## [EXERCISE TASK]
From the listing below, extract every line in which the word "împrejurări" appears.

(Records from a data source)
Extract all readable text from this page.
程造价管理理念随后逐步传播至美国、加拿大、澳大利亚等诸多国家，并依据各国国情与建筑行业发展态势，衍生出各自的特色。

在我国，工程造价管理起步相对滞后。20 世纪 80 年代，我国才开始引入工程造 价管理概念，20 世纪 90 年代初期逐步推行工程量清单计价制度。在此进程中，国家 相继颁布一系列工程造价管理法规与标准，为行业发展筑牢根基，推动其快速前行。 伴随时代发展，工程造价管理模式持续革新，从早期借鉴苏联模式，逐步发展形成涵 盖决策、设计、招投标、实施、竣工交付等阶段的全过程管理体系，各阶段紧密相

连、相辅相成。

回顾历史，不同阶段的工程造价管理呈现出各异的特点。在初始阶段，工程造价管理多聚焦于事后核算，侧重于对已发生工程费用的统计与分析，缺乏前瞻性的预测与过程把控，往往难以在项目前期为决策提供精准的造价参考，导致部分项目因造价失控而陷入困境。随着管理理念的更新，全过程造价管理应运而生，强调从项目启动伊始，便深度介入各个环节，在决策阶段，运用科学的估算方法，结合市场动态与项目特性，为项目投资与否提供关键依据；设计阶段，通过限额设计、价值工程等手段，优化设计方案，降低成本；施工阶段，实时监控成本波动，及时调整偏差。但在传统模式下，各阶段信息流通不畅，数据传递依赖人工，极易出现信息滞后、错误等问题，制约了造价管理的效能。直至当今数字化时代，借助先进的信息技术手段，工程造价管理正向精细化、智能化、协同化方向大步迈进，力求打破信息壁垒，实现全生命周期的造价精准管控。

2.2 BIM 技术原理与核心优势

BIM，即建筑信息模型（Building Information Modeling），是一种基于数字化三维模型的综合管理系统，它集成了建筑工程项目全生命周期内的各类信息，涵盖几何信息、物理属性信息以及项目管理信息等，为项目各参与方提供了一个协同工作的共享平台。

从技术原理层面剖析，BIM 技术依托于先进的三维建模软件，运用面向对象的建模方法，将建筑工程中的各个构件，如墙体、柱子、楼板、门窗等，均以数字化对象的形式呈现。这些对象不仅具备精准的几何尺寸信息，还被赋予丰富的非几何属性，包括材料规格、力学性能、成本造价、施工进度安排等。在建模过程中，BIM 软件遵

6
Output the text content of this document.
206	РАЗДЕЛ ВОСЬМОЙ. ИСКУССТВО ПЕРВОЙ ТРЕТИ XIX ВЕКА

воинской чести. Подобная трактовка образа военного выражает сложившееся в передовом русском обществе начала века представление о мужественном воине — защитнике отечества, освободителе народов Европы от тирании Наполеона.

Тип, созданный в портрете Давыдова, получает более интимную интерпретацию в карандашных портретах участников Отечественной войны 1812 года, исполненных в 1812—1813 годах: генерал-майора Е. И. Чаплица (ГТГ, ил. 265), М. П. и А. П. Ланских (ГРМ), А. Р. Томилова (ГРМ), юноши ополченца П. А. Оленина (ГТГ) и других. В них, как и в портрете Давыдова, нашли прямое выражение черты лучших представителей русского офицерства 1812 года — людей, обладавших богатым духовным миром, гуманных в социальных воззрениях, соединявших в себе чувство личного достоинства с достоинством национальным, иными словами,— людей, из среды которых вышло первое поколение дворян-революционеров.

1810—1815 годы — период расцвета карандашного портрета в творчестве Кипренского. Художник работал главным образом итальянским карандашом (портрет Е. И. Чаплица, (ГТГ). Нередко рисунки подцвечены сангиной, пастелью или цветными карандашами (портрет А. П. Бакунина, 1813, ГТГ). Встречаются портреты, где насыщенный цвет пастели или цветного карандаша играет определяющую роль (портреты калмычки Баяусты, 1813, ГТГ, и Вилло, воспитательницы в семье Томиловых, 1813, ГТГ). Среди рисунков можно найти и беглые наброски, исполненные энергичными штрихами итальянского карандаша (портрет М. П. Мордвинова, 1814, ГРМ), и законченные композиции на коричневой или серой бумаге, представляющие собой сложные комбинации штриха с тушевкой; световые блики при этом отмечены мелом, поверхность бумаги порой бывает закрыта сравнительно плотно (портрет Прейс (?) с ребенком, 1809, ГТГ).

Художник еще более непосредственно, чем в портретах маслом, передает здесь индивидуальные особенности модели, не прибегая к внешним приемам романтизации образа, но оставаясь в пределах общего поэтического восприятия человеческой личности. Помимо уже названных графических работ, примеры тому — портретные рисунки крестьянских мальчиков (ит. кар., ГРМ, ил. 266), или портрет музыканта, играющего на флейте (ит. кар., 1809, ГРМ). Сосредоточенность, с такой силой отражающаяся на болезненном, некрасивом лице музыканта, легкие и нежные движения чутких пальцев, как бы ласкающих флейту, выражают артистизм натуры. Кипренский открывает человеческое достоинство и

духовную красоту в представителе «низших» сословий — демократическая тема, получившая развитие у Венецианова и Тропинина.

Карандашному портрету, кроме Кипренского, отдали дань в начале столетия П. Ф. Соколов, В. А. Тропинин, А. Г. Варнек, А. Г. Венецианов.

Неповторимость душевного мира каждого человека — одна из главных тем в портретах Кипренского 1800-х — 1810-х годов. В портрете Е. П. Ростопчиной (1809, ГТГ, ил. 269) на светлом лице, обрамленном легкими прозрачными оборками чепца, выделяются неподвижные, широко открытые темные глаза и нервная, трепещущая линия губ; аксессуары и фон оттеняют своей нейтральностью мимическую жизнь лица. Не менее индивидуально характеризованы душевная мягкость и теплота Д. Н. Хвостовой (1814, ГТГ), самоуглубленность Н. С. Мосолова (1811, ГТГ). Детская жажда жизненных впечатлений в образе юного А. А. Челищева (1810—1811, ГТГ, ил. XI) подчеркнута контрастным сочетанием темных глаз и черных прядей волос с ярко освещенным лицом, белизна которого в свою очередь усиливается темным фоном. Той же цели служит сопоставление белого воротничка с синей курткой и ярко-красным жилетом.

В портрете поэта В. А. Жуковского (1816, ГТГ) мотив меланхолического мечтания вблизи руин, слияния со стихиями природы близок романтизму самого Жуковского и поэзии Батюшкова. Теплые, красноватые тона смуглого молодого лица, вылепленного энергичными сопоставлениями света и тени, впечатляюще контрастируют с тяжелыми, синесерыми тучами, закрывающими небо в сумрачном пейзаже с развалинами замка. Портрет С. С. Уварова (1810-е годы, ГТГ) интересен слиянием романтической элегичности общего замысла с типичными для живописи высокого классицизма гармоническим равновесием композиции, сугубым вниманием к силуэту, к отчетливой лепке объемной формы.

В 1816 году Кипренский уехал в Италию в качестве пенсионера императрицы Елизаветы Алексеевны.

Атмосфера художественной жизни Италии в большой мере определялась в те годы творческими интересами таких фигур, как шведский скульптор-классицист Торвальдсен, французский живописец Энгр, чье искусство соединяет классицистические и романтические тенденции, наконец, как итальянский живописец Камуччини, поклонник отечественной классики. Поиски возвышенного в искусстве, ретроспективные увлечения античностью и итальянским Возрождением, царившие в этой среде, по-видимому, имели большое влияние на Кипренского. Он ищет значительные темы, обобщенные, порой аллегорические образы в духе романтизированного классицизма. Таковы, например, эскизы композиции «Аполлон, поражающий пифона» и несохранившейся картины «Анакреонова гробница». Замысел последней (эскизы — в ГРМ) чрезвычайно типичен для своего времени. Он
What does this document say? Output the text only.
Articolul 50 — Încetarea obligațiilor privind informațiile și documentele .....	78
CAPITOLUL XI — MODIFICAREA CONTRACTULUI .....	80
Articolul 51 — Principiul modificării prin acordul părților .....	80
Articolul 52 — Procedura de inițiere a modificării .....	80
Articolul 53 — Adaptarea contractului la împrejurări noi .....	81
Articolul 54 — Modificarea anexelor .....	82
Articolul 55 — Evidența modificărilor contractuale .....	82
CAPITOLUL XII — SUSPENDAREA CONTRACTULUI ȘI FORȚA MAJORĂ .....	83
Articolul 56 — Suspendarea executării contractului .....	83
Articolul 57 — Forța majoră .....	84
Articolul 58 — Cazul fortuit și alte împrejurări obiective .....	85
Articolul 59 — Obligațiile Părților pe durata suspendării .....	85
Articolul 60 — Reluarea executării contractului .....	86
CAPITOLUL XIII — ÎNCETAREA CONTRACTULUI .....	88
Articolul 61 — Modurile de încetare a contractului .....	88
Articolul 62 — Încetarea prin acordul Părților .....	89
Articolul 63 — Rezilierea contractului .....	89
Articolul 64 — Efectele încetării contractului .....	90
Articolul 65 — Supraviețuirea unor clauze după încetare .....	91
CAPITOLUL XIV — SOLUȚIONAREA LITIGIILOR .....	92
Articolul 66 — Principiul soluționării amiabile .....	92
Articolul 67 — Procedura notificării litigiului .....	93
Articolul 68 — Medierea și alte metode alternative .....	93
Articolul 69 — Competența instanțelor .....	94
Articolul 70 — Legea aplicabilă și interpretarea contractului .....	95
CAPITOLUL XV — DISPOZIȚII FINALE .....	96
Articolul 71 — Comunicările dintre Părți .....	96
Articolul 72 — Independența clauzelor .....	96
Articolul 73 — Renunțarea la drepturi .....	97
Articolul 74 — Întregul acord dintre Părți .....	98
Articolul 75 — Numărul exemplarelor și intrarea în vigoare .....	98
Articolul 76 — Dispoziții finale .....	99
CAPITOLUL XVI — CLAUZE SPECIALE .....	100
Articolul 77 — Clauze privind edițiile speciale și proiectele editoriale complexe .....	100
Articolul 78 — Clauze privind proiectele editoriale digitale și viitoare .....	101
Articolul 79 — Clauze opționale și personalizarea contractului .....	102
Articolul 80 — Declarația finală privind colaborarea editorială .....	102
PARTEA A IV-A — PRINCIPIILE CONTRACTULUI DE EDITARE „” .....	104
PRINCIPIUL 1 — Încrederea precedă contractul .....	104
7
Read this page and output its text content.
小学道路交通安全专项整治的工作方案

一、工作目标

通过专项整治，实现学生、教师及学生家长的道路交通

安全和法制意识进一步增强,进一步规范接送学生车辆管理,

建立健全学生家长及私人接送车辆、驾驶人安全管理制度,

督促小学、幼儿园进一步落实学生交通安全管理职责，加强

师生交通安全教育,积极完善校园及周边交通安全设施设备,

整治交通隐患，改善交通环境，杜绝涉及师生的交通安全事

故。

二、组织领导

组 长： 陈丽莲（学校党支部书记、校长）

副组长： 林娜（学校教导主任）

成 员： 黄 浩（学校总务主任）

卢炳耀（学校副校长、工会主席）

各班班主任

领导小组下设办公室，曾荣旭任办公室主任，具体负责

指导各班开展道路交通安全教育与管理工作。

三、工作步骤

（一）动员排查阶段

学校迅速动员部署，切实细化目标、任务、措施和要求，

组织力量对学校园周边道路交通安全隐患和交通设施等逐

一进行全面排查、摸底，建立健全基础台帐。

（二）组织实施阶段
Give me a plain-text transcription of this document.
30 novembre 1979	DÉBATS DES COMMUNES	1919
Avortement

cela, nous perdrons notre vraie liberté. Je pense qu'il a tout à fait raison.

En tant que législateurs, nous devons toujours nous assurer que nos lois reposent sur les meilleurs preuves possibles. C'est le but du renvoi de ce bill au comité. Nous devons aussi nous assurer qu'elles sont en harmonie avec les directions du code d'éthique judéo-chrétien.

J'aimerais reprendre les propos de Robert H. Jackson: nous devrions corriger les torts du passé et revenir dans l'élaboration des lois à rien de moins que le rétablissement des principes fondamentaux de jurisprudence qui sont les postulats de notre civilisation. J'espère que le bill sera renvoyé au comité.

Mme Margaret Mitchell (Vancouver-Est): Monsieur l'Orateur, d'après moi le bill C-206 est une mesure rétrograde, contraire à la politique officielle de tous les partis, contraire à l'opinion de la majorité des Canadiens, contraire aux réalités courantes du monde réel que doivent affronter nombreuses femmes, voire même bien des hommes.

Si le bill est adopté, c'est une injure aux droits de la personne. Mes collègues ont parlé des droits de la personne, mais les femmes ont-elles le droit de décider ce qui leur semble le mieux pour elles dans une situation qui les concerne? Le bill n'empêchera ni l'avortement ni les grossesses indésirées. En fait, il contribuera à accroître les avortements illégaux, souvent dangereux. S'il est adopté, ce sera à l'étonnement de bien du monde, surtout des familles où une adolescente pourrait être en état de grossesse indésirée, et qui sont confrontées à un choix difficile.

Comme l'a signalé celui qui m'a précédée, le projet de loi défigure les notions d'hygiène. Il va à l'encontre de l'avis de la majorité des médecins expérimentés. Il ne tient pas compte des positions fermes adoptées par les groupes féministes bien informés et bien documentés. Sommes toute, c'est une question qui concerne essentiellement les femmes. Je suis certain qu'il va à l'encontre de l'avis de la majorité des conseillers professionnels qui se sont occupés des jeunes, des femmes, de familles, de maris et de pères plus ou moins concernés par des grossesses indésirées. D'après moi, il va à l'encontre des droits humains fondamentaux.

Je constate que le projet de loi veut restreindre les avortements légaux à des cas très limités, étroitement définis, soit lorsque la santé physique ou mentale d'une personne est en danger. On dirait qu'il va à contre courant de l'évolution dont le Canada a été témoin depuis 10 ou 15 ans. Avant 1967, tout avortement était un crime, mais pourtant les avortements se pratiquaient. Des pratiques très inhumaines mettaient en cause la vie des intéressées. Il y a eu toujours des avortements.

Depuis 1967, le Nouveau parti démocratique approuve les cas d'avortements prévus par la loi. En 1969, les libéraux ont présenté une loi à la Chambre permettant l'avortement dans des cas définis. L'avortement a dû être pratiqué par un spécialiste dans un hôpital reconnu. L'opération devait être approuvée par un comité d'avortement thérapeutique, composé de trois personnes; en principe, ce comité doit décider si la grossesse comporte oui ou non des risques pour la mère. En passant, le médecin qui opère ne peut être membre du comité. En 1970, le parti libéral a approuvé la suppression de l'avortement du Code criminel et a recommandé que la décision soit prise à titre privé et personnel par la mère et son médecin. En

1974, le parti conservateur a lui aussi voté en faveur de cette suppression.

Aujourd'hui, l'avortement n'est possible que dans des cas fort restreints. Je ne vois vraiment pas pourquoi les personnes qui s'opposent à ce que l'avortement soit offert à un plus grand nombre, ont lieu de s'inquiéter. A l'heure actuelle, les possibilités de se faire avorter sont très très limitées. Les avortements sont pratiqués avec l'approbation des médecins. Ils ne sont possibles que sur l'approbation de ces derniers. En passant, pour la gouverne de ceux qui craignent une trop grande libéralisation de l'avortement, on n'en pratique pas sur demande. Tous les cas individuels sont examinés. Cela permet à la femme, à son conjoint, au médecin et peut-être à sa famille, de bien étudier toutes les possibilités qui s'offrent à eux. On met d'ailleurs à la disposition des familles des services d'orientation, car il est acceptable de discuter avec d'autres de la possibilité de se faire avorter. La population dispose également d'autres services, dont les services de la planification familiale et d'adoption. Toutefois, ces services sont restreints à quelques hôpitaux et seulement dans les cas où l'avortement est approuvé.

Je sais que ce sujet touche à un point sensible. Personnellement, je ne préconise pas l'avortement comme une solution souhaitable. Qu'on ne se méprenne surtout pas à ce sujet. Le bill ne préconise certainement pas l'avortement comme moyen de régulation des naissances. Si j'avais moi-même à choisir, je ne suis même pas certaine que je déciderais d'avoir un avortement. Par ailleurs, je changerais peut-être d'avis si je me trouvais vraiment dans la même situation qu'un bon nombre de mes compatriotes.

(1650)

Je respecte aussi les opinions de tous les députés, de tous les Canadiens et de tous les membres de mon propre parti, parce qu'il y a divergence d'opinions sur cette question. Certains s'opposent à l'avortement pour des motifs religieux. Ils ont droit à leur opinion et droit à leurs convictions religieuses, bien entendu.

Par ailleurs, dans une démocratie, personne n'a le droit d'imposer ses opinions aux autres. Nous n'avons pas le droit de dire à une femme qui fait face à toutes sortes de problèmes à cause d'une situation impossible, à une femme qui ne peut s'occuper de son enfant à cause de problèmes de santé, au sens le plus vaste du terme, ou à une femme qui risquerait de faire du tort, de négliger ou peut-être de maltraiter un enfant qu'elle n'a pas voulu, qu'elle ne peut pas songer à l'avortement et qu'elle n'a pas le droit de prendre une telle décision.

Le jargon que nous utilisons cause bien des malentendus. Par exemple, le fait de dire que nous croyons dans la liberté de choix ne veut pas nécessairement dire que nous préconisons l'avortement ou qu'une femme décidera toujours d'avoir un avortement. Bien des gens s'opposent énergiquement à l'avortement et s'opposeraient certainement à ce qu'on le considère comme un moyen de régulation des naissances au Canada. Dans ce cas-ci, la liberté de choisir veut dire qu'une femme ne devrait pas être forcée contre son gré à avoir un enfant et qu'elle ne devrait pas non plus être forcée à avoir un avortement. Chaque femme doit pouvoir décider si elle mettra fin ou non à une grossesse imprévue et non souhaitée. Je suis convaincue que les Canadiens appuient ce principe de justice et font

## [SOLUTION FOR THIS EXERCISE]
Articolul 53 — Adaptarea contractului la împrejurări noi .....	81
Articolul 58 — Cazul fortuit și alte împrejurări obiective .....	85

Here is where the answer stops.